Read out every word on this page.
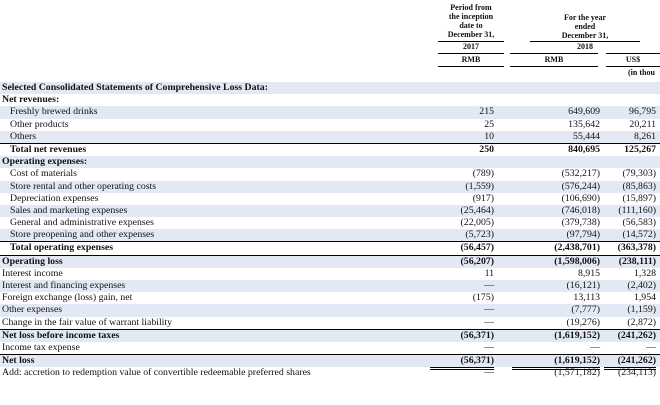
Period from
the inception
date to
December 31,
For the year
ended
December 31,
2017	2018
RMB	RMB	US$
(in thou
Selected Consolidated Statements of Comprehensive Loss Data:
Net revenues:
Freshly brewed drinks	215	649,609	96,795
Other products	25	135,642	20,211
Others	10	55,444	8,261
Total net revenues	250	840,695	125,267
Operating expenses:
Cost of materials	(789)	(532,217)	(79,303)
Store rental and other operating costs	(1,559)	(576,244)	(85,863)
Depreciation expenses	(917)	(106,690)	(15,897)
Sales and marketing expenses	(25,464)	(746,018)	(111,160)
General and administrative expenses	(22,005)	(379,738)	(56,583)
Store preopening and other expenses	(5,723)	(97,794)	(14,572)
Total operating expenses	(56,457)	(2,438,701)	(363,378)
Operating loss	(56,207)	(1,598,006)	(238,111)
Interest income	11	8,915	1,328
Interest and financing expenses	—	(16,121)	(2,402)
Foreign exchange (loss) gain, net	(175)	13,113	1,954
Other expenses	—	(7,777)	(1,159)
Change in the fair value of warrant liability	—	(19,276)	(2,872)
Net loss before income taxes	(56,371)	(1,619,152)	(241,262)
Income tax expense	—	—	—
Net loss	(56,371)	(1,619,152)	(241,262)
Add: accretion to redemption value of convertible redeemable preferred shares	—	(1,571,182)	(234,113)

=======

--- PROBLEM TO SOLVE ---
Reproduce each entry verbatim, excluding any embedded images.

--- SOLUTION TO THE PROBLEM ---
Read out every word on this page.
Period from
the inception
date to
December 31,
For the year
ended
December 31,
2017	2018
RMB	RMB	US$
(in thou
Selected Consolidated Statements of Comprehensive Loss Data:
Net revenues:
Freshly brewed drinks	215	649,609	96,795
Other products	25	135,642	20,211
Others	10	55,444	8,261
Total net revenues	250	840,695	125,267
Operating expenses:
Cost of materials	(789)	(532,217)	(79,303)
Store rental and other operating costs	(1,559)	(576,244)	(85,863)
Depreciation expenses	(917)	(106,690)	(15,897)
Sales and marketing expenses	(25,464)	(746,018)	(111,160)
General and administrative expenses	(22,005)	(379,738)	(56,583)
Store preopening and other expenses	(5,723)	(97,794)	(14,572)
Total operating expenses	(56,457)	(2,438,701)	(363,378)
Operating loss	(56,207)	(1,598,006)	(238,111)
Interest income	11	8,915	1,328
Interest and financing expenses	—	(16,121)	(2,402)
Foreign exchange (loss) gain, net	(175)	13,113	1,954
Other expenses	—	(7,777)	(1,159)
Change in the fair value of warrant liability	—	(19,276)	(2,872)
Net loss before income taxes	(56,371)	(1,619,152)	(241,262)
Income tax expense	—	—	—
Net loss	(56,371)	(1,619,152)	(241,262)
Add: accretion to redemption value of convertible redeemable preferred shares	—	(1,571,182)	(234,113)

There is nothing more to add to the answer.